(Goal): Wherever a line holds the word "header", copy that line out.

(Records for processing):

---+---

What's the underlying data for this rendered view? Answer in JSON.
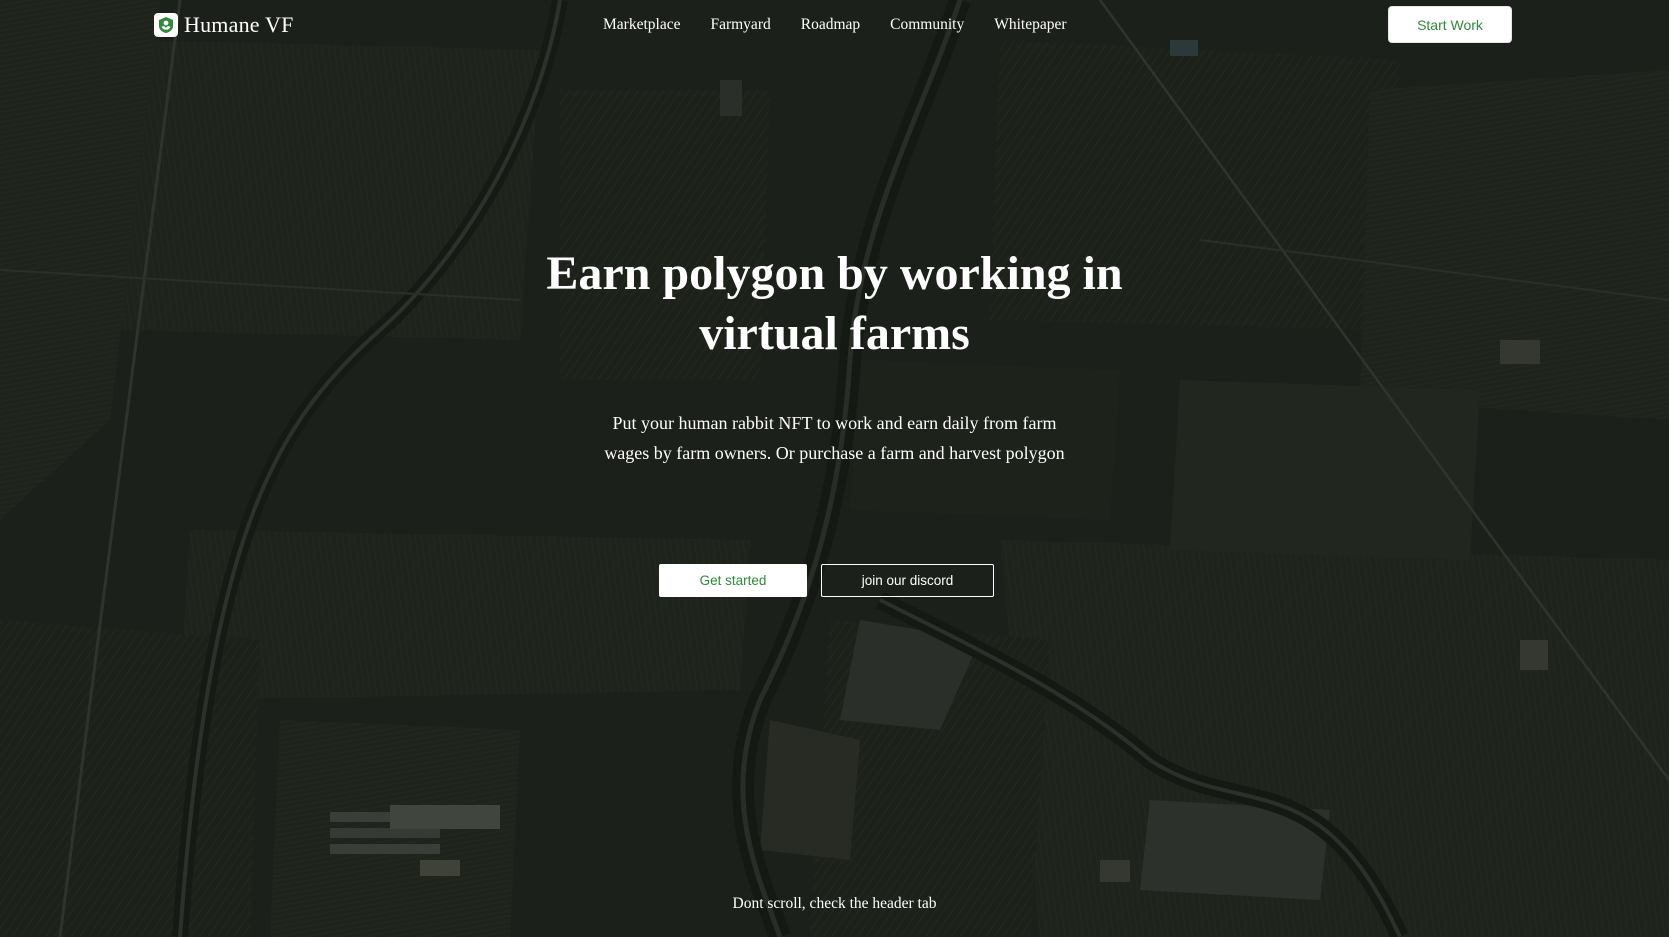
{
  "header": {
    "brand_name": "Humane VF",
    "logo_icon": "leaf-shield-icon",
    "nav": [
      {
        "label": "Marketplace"
      },
      {
        "label": "Farmyard"
      },
      {
        "label": "Roadmap"
      },
      {
        "label": "Community"
      },
      {
        "label": "Whitepaper"
      }
    ],
    "cta_label": "Start Work"
  },
  "hero": {
    "title": "Earn polygon by working in virtual farms",
    "subtitle": "Put your human rabbit NFT to work and earn daily from farm wages by farm owners. Or purchase a farm and harvest polygon",
    "primary_button": "Get started",
    "secondary_button": "join our discord"
  },
  "footer_hint": "Dont scroll, check the header tab",
  "colors": {
    "accent_green": "#2f8a3a",
    "field_dark": "#1f231d",
    "text": "#ffffff"
  }
}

---+---

(Result of the task):
  "header": {
  "footer_hint": "Dont scroll, check the header tab",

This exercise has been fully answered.